Given problem :: Reproduce the records. Keep every word exact and include no images.
═════ Records for the exercise ═════
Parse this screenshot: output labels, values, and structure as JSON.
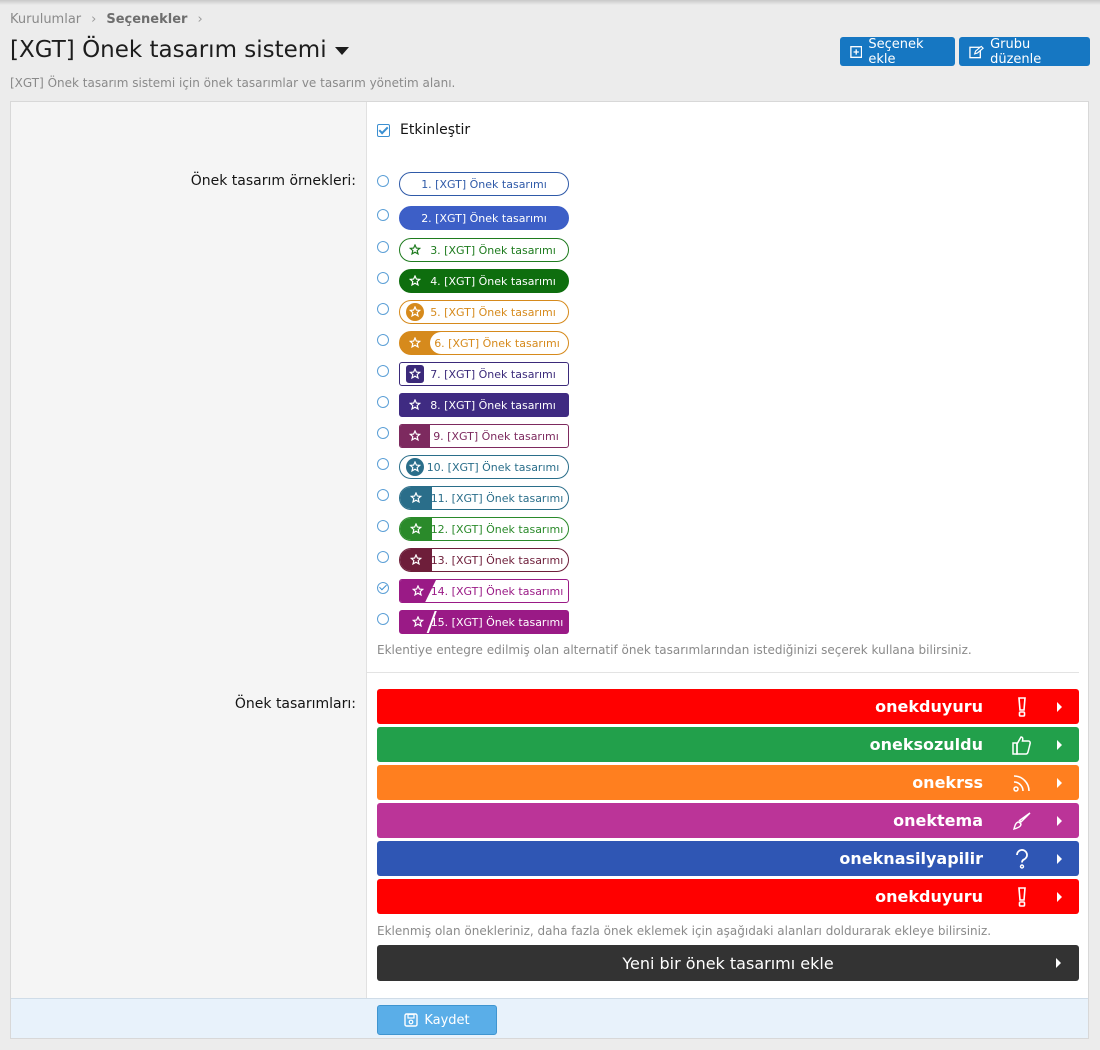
{
  "breadcrumb": {
    "items": [
      "Kurulumlar",
      "Seçenekler"
    ]
  },
  "page": {
    "title": "[XGT] Önek tasarım sistemi",
    "description": "[XGT] Önek tasarım sistemi için önek tasarımlar ve tasarım yönetim alanı."
  },
  "actions": {
    "add_option": "Seçenek ekle",
    "edit_group": "Grubu düzenle"
  },
  "form": {
    "enable_label": "Etkinleştir",
    "samples_label": "Önek tasarım örnekleri:",
    "samples": [
      {
        "label": "1. [XGT] Önek tasarımı",
        "color": "#2f5aa8",
        "style": "outline-round",
        "selected": false
      },
      {
        "label": "2. [XGT] Önek tasarımı",
        "color": "#3d5fc7",
        "style": "solid-round",
        "selected": false
      },
      {
        "label": "3. [XGT] Önek tasarımı",
        "color": "#1e7b1e",
        "style": "outline-round-icon",
        "selected": false
      },
      {
        "label": "4. [XGT] Önek tasarımı",
        "color": "#0e6e0e",
        "style": "solid-round-icon",
        "selected": false
      },
      {
        "label": "5. [XGT] Önek tasarımı",
        "color": "#d68a1c",
        "style": "outline-round-circle",
        "selected": false
      },
      {
        "label": "6. [XGT] Önek tasarımı",
        "color": "#d68a1c",
        "style": "round-half",
        "selected": false
      },
      {
        "label": "7. [XGT] Önek tasarımı",
        "color": "#3b2a7a",
        "style": "outline-square-box",
        "selected": false
      },
      {
        "label": "8. [XGT] Önek tasarımı",
        "color": "#3f2b82",
        "style": "solid-square",
        "selected": false
      },
      {
        "label": "9. [XGT] Önek tasarımı",
        "color": "#7d2a5f",
        "style": "square-half",
        "selected": false
      },
      {
        "label": "10. [XGT] Önek tasarımı",
        "color": "#2a6e8a",
        "style": "outline-round-circle",
        "selected": false
      },
      {
        "label": "11. [XGT] Önek tasarımı",
        "color": "#2a6e8a",
        "style": "round-half-light",
        "selected": false
      },
      {
        "label": "12. [XGT] Önek tasarımı",
        "color": "#2a8a2a",
        "style": "round-half-light",
        "selected": false
      },
      {
        "label": "13. [XGT] Önek tasarımı",
        "color": "#6e1e3a",
        "style": "round-half-light",
        "selected": false
      },
      {
        "label": "14. [XGT] Önek tasarımı",
        "color": "#9a1a86",
        "style": "slant-outline",
        "selected": true
      },
      {
        "label": "15. [XGT] Önek tasarımı",
        "color": "#9a1a86",
        "style": "slant-solid",
        "selected": false
      }
    ],
    "samples_hint": "Eklentiye entegre edilmiş olan alternatif önek tasarımlarından istediğinizi seçerek kullana bilirsiniz.",
    "designs_label": "Önek tasarımları:",
    "designs": [
      {
        "name": "onekduyuru",
        "color": "#ff0000",
        "icon": "exclamation-icon"
      },
      {
        "name": "oneksozuldu",
        "color": "#22a04b",
        "icon": "thumbs-up-icon"
      },
      {
        "name": "onekrss",
        "color": "#ff7f1f",
        "icon": "rss-icon"
      },
      {
        "name": "onektema",
        "color": "#bb3498",
        "icon": "brush-icon"
      },
      {
        "name": "oneknasilyapilir",
        "color": "#2f56b4",
        "icon": "question-icon"
      },
      {
        "name": "onekduyuru",
        "color": "#ff0000",
        "icon": "exclamation-icon"
      }
    ],
    "designs_hint": "Eklenmiş olan önekleriniz, daha fazla önek eklemek için aşağıdaki alanları doldurarak ekleye bilirsiniz.",
    "add_new_label": "Yeni bir önek tasarımı ekle",
    "save_label": "Kaydet"
  }
}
═════
Solved exercise ::
Parse this screenshot: output labels, values, and structure as JSON.
{
  "breadcrumb": {
    "items": [
      "Kurulumlar",
      "Seçenekler"
    ]
  },
  "page": {
    "title": "[XGT] Önek tasarım sistemi",
    "description": "[XGT] Önek tasarım sistemi için önek tasarımlar ve tasarım yönetim alanı."
  },
  "actions": {
    "add_option": "Seçenek ekle",
    "edit_group": "Grubu düzenle"
  },
  "form": {
    "enable_label": "Etkinleştir",
    "samples_label": "Önek tasarım örnekleri:",
    "samples": [
      {
        "label": "1. [XGT] Önek tasarımı",
        "color": "#2f5aa8",
        "style": "outline-round",
        "selected": false
      },
      {
        "label": "2. [XGT] Önek tasarımı",
        "color": "#3d5fc7",
        "style": "solid-round",
        "selected": false
      },
      {
        "label": "3. [XGT] Önek tasarımı",
        "color": "#1e7b1e",
        "style": "outline-round-icon",
        "selected": false
      },
      {
        "label": "4. [XGT] Önek tasarımı",
        "color": "#0e6e0e",
        "style": "solid-round-icon",
        "selected": false
      },
      {
        "label": "5. [XGT] Önek tasarımı",
        "color": "#d68a1c",
        "style": "outline-round-circle",
        "selected": false
      },
      {
        "label": "6. [XGT] Önek tasarımı",
        "color": "#d68a1c",
        "style": "round-half",
        "selected": false
      },
      {
        "label": "7. [XGT] Önek tasarımı",
        "color": "#3b2a7a",
        "style": "outline-square-box",
        "selected": false
      },
      {
        "label": "8. [XGT] Önek tasarımı",
        "color": "#3f2b82",
        "style": "solid-square",
        "selected": false
      },
      {
        "label": "9. [XGT] Önek tasarımı",
        "color": "#7d2a5f",
        "style": "square-half",
        "selected": false
      },
      {
        "label": "10. [XGT] Önek tasarımı",
        "color": "#2a6e8a",
        "style": "outline-round-circle",
        "selected": false
      },
      {
        "label": "11. [XGT] Önek tasarımı",
        "color": "#2a6e8a",
        "style": "round-half-light",
        "selected": false
      },
      {
        "label": "12. [XGT] Önek tasarımı",
        "color": "#2a8a2a",
        "style": "round-half-light",
        "selected": false
      },
      {
        "label": "13. [XGT] Önek tasarımı",
        "color": "#6e1e3a",
        "style": "round-half-light",
        "selected": false
      },
      {
        "label": "14. [XGT] Önek tasarımı",
        "color": "#9a1a86",
        "style": "slant-outline",
        "selected": true
      },
      {
        "label": "15. [XGT] Önek tasarımı",
        "color": "#9a1a86",
        "style": "slant-solid",
        "selected": false
      }
    ],
    "samples_hint": "Eklentiye entegre edilmiş olan alternatif önek tasarımlarından istediğinizi seçerek kullana bilirsiniz.",
    "designs_label": "Önek tasarımları:",
    "designs": [
      {
        "name": "onekduyuru",
        "color": "#ff0000",
        "icon": "exclamation-icon"
      },
      {
        "name": "oneksozuldu",
        "color": "#22a04b",
        "icon": "thumbs-up-icon"
      },
      {
        "name": "onekrss",
        "color": "#ff7f1f",
        "icon": "rss-icon"
      },
      {
        "name": "onektema",
        "color": "#bb3498",
        "icon": "brush-icon"
      },
      {
        "name": "oneknasilyapilir",
        "color": "#2f56b4",
        "icon": "question-icon"
      },
      {
        "name": "onekduyuru",
        "color": "#ff0000",
        "icon": "exclamation-icon"
      }
    ],
    "designs_hint": "Eklenmiş olan önekleriniz, daha fazla önek eklemek için aşağıdaki alanları doldurarak ekleye bilirsiniz.",
    "add_new_label": "Yeni bir önek tasarımı ekle",
    "save_label": "Kaydet"
  }
}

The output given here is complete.